* Prompt *
Go through the records and copy each line where the word "than" occurs.

* Record excerpts *
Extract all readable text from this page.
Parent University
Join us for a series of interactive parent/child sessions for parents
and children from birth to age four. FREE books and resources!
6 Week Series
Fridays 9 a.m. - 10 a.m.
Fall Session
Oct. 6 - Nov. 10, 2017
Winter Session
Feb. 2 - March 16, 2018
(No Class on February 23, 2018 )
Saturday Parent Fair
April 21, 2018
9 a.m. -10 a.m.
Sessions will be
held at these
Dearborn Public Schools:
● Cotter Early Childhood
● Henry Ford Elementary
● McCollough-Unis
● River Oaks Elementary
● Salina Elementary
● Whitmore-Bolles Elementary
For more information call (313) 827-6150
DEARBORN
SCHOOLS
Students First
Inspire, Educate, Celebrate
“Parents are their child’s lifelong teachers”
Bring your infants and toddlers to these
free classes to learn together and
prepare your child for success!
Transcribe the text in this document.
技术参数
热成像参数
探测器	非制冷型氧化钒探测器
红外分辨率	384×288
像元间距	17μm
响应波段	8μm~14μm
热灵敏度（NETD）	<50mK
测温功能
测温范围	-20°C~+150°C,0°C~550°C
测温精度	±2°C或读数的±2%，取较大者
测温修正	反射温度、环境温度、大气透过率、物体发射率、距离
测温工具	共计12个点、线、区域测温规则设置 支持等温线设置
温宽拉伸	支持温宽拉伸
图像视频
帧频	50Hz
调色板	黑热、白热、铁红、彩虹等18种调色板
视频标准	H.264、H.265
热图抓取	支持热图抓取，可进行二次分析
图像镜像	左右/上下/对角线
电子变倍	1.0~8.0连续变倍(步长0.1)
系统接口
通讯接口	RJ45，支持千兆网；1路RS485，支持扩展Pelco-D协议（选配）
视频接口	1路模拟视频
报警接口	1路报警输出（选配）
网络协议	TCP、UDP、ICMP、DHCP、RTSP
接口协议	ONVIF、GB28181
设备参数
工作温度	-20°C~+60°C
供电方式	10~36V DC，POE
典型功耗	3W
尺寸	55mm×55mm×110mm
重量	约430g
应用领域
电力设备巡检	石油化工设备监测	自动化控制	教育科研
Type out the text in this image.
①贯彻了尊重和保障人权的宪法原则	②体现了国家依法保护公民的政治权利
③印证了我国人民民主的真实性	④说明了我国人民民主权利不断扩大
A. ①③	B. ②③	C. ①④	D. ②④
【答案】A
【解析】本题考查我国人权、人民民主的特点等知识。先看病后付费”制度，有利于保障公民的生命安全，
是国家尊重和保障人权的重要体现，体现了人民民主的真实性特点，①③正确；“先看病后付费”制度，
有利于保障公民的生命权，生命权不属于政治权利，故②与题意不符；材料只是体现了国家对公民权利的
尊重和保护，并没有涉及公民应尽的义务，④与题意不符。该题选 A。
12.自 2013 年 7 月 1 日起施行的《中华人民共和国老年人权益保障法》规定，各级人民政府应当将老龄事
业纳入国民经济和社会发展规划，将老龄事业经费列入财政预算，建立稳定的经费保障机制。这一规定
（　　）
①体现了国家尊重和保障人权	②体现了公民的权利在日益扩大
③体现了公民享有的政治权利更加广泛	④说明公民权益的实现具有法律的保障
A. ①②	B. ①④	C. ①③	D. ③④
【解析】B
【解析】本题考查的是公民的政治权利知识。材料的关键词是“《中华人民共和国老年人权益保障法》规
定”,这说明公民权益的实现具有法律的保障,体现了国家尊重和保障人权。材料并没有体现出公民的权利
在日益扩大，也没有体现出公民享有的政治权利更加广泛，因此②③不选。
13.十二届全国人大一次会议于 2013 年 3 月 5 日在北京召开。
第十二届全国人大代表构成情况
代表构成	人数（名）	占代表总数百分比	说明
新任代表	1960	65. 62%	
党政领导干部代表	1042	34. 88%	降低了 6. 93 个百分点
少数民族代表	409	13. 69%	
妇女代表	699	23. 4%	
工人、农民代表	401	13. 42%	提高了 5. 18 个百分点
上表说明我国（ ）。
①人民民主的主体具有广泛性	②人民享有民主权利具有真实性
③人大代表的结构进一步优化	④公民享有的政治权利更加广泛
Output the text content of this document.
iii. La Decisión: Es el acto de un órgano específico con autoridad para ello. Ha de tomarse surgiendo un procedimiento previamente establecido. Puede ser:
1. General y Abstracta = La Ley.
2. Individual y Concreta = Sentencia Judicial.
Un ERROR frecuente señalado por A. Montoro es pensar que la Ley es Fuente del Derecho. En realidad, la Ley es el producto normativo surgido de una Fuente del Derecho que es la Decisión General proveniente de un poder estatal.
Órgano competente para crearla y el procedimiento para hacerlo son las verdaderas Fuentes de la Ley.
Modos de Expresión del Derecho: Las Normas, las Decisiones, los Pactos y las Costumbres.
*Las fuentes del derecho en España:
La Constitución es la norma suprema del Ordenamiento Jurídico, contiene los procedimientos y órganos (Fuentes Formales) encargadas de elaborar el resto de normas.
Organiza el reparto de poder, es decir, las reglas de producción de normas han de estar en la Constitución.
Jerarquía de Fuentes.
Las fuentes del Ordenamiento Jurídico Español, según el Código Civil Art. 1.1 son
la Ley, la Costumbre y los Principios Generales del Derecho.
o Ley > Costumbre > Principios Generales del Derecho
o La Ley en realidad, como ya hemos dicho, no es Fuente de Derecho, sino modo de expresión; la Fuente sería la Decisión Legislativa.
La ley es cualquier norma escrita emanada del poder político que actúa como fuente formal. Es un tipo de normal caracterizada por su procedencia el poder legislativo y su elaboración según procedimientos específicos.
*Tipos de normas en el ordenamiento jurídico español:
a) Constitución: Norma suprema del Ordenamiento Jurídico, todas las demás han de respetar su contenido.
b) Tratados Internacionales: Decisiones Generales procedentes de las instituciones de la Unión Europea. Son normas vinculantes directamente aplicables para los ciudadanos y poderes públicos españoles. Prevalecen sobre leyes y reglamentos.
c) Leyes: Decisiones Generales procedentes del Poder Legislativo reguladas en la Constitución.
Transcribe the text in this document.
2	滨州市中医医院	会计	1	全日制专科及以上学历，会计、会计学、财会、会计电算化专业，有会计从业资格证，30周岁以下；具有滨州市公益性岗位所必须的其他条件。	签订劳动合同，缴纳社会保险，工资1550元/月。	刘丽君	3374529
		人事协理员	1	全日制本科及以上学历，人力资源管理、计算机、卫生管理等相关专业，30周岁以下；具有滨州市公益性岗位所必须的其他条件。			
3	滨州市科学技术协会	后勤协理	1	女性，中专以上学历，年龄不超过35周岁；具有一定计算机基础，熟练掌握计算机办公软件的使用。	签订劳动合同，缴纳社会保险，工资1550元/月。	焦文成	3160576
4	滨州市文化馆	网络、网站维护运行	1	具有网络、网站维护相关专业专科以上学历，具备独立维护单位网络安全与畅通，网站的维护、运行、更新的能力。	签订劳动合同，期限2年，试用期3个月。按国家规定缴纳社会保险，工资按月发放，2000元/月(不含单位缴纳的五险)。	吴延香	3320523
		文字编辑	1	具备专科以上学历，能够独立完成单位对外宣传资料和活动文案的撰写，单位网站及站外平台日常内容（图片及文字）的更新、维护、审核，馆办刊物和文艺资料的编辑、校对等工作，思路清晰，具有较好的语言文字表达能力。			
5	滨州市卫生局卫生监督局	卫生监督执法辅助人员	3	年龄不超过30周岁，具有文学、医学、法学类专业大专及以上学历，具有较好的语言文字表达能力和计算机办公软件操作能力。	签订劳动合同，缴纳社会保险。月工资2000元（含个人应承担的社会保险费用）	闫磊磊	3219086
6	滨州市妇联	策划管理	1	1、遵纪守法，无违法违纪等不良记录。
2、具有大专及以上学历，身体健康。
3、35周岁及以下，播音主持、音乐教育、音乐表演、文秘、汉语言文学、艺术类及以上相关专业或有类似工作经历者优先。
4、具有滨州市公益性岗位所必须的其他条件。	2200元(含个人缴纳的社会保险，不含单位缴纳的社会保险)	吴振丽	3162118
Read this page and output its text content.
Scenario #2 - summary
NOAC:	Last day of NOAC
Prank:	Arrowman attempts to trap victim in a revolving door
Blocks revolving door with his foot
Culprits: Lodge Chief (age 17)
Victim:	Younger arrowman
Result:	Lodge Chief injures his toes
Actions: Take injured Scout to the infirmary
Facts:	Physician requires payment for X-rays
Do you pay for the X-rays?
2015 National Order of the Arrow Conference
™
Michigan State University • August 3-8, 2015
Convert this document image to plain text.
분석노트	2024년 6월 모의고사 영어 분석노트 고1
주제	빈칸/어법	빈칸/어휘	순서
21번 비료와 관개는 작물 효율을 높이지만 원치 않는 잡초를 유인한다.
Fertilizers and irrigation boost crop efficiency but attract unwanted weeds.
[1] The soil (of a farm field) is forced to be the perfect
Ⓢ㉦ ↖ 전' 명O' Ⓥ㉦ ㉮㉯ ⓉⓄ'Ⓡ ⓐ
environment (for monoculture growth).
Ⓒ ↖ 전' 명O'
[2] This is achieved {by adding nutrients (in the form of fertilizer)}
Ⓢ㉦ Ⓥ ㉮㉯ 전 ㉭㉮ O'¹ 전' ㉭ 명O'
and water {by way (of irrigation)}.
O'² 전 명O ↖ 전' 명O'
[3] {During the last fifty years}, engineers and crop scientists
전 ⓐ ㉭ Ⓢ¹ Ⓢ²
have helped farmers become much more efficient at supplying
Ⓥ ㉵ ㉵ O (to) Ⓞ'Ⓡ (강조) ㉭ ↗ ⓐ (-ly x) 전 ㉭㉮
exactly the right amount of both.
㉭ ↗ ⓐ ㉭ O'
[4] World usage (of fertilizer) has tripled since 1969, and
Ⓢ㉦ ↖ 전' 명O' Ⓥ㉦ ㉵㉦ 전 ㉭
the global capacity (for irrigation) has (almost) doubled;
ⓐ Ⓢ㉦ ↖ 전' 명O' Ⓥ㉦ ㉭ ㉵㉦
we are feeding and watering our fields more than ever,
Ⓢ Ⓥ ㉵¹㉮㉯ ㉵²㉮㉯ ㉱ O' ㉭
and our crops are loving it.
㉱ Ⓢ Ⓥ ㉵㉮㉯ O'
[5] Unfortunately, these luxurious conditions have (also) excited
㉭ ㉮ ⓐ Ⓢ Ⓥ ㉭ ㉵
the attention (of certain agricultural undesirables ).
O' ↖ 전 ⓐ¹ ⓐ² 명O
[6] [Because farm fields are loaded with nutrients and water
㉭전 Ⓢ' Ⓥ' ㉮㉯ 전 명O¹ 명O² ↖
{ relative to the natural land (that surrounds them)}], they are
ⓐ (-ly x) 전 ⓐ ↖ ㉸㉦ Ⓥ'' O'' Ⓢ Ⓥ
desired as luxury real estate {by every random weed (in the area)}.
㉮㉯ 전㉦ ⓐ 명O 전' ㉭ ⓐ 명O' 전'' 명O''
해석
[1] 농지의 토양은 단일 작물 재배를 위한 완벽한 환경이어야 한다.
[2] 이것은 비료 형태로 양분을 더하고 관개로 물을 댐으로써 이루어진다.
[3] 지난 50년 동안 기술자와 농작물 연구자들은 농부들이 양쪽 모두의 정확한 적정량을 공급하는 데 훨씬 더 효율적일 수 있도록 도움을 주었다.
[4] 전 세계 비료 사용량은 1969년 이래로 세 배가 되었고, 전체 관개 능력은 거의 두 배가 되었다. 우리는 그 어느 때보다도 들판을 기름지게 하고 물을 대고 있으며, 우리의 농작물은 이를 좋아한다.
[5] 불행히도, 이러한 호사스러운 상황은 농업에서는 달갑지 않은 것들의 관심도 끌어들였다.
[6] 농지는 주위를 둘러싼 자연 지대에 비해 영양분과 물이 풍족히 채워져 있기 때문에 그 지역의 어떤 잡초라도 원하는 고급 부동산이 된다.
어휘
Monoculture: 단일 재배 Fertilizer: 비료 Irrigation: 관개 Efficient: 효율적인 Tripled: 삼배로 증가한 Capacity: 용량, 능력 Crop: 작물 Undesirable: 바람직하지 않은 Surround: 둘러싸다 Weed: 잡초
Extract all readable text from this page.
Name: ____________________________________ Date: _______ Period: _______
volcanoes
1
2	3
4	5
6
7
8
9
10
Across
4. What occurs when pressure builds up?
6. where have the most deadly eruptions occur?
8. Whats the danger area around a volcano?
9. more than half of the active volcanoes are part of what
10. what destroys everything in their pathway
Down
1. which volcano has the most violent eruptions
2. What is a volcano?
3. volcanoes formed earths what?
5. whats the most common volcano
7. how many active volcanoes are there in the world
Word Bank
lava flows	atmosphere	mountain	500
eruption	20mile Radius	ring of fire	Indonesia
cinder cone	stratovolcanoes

* Complete answer *
we are feeding and watering our fields more than ever,
9. more than half of the active volcanoes are part of what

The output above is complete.